§ Task instructions
Single out the lines that include the word "named". Copy them.

* start *

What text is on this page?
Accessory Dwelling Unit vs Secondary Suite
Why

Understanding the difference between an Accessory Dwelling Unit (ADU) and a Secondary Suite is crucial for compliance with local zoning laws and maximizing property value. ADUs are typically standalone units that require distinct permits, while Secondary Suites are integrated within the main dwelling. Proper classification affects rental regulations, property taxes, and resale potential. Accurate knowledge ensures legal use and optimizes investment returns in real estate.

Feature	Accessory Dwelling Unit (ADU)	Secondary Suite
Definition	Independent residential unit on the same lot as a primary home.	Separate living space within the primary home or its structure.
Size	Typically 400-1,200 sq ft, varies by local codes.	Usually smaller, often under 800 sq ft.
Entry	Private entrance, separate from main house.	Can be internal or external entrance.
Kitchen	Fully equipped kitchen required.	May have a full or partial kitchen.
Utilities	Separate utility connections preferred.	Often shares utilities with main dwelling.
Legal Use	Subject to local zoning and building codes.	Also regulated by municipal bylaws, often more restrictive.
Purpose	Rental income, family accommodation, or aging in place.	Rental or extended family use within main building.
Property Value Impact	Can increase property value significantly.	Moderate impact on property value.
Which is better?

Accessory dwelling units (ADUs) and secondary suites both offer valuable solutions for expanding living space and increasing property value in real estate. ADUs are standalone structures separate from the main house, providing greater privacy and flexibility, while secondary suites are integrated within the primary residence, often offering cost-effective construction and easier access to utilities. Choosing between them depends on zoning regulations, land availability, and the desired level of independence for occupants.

* end *
* start *

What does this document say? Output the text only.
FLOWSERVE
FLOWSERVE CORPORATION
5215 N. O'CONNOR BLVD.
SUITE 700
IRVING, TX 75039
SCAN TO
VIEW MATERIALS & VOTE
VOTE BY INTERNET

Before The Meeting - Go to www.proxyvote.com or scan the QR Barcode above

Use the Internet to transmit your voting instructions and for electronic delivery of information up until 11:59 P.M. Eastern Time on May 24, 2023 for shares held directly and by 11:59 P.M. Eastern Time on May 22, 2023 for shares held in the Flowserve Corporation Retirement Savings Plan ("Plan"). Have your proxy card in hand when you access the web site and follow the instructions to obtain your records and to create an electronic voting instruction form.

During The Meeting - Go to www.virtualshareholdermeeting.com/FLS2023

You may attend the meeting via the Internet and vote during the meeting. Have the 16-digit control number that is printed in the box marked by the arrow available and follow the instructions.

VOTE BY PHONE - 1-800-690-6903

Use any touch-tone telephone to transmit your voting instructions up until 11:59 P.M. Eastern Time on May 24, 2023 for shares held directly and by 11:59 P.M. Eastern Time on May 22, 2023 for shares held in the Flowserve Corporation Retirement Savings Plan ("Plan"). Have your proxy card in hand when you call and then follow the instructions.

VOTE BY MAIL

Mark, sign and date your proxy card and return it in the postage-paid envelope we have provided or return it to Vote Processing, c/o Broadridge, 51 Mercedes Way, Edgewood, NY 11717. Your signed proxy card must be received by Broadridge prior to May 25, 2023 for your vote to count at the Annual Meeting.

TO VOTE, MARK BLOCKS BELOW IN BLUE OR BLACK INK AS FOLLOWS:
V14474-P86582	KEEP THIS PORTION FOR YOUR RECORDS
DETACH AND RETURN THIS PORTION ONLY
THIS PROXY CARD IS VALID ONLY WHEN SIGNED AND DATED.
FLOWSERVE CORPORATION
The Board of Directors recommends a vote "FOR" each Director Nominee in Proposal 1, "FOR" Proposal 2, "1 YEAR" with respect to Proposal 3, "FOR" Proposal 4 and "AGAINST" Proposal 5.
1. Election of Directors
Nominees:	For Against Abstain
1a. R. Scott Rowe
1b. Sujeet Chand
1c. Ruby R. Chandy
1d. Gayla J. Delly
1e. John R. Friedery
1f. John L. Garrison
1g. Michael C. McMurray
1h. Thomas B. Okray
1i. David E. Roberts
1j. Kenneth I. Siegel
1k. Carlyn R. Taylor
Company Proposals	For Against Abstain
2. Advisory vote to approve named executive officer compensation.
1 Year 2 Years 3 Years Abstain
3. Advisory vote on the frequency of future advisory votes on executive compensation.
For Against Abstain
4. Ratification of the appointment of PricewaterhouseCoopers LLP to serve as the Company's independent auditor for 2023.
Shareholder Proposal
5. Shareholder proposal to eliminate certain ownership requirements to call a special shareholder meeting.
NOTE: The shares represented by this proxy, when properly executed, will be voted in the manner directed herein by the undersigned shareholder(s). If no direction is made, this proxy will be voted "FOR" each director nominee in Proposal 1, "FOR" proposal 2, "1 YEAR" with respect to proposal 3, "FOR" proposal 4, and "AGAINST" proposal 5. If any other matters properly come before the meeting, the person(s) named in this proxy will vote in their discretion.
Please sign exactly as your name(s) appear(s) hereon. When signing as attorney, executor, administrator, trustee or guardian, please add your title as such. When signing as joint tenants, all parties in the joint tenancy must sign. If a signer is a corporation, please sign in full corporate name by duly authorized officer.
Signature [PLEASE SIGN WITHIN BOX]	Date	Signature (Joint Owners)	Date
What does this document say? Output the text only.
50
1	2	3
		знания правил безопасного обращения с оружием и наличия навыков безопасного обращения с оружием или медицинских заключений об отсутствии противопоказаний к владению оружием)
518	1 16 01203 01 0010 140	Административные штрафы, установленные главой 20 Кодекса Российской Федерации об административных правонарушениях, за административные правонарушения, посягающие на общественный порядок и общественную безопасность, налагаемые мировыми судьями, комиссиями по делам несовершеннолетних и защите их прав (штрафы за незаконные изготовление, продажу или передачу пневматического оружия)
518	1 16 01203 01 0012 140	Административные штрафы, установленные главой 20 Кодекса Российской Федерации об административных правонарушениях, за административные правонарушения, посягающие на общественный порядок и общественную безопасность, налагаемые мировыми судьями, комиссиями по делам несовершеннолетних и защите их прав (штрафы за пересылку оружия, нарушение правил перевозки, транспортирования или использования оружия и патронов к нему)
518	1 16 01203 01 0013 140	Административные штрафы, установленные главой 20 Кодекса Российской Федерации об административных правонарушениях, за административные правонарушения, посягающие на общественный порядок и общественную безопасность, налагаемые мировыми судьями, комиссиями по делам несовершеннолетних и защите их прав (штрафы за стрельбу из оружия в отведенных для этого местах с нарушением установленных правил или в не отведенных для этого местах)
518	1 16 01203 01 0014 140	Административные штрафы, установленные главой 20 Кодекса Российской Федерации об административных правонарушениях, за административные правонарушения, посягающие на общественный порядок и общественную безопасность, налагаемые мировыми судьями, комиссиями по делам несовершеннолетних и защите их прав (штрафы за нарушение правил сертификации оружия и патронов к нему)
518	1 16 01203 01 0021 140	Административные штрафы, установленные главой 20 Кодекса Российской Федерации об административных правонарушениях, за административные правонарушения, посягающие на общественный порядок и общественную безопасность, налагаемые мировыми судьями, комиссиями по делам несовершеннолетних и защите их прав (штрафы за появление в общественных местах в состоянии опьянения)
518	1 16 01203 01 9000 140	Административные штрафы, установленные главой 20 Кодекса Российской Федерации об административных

* end *

§ Problem solution
2. Advisory vote to approve named executive officer compensation.
NOTE: The shares represented by this proxy, when properly executed, will be voted in the manner directed herein by the undersigned shareholder(s). If no direction is made, this proxy will be voted "FOR" each director nominee in Proposal 1, "FOR" proposal 2, "1 YEAR" with respect to proposal 3, "FOR" proposal 4, and "AGAINST" proposal 5. If any other matters properly come before the meeting, the person(s) named in this proxy will vote in their discretion.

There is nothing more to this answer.